**Data to process**
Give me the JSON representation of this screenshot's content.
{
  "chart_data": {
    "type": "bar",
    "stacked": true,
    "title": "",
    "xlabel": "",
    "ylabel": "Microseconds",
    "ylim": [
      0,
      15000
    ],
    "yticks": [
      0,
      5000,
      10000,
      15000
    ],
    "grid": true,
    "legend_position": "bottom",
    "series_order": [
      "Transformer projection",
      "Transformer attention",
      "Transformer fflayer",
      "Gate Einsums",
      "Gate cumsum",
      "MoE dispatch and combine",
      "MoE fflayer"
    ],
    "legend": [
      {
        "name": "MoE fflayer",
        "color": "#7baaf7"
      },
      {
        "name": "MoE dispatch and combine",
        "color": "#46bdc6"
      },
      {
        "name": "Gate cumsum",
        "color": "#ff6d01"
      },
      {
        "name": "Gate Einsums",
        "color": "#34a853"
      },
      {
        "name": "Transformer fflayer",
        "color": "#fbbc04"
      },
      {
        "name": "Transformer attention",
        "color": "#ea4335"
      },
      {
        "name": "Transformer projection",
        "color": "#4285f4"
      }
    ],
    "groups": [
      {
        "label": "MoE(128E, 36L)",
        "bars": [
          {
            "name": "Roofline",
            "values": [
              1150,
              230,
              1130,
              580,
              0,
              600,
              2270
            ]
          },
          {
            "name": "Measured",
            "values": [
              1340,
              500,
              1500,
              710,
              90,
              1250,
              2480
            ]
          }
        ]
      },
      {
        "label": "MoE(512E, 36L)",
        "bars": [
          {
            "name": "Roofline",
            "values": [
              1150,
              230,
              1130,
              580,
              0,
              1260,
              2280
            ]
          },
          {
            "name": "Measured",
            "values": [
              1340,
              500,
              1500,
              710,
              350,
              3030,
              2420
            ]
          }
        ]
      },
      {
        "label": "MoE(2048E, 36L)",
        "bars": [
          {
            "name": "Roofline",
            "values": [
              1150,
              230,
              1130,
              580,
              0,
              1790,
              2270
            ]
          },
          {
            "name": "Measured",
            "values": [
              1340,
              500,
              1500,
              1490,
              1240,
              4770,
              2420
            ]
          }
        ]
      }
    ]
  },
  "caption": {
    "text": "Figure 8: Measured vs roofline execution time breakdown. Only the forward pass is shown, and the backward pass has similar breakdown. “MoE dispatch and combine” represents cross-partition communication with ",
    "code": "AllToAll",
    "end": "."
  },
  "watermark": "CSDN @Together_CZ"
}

**Short task**
The records above must be repeated exactly, every one of them.

**The answer**
Give me the JSON representation of this screenshot's content.
{
  "chart_data": {
    "type": "bar",
    "stacked": true,
    "title": "",
    "xlabel": "",
    "ylabel": "Microseconds",
    "ylim": [
      0,
      15000
    ],
    "yticks": [
      0,
      5000,
      10000,
      15000
    ],
    "grid": true,
    "legend_position": "bottom",
    "series_order": [
      "Transformer projection",
      "Transformer attention",
      "Transformer fflayer",
      "Gate Einsums",
      "Gate cumsum",
      "MoE dispatch and combine",
      "MoE fflayer"
    ],
    "legend": [
      {
        "name": "MoE fflayer",
        "color": "#7baaf7"
      },
      {
        "name": "MoE dispatch and combine",
        "color": "#46bdc6"
      },
      {
        "name": "Gate cumsum",
        "color": "#ff6d01"
      },
      {
        "name": "Gate Einsums",
        "color": "#34a853"
      },
      {
        "name": "Transformer fflayer",
        "color": "#fbbc04"
      },
      {
        "name": "Transformer attention",
        "color": "#ea4335"
      },
      {
        "name": "Transformer projection",
        "color": "#4285f4"
      }
    ],
    "groups": [
      {
        "label": "MoE(128E, 36L)",
        "bars": [
          {
            "name": "Roofline",
            "values": [
              1150,
              230,
              1130,
              580,
              0,
              600,
              2270
            ]
          },
          {
            "name": "Measured",
            "values": [
              1340,
              500,
              1500,
              710,
              90,
              1250,
              2480
            ]
          }
        ]
      },
      {
        "label": "MoE(512E, 36L)",
        "bars": [
          {
            "name": "Roofline",
            "values": [
              1150,
              230,
              1130,
              580,
              0,
              1260,
              2280
            ]
          },
          {
            "name": "Measured",
            "values": [
              1340,
              500,
              1500,
              710,
              350,
              3030,
              2420
            ]
          }
        ]
      },
      {
        "label": "MoE(2048E, 36L)",
        "bars": [
          {
            "name": "Roofline",
            "values": [
              1150,
              230,
              1130,
              580,
              0,
              1790,
              2270
            ]
          },
          {
            "name": "Measured",
            "values": [
              1340,
              500,
              1500,
              1490,
              1240,
              4770,
              2420
            ]
          }
        ]
      }
    ]
  },
  "caption": {
    "text": "Figure 8: Measured vs roofline execution time breakdown. Only the forward pass is shown, and the backward pass has similar breakdown. “MoE dispatch and combine” represents cross-partition communication with ",
    "code": "AllToAll",
    "end": "."
  },
  "watermark": "CSDN @Together_CZ"
}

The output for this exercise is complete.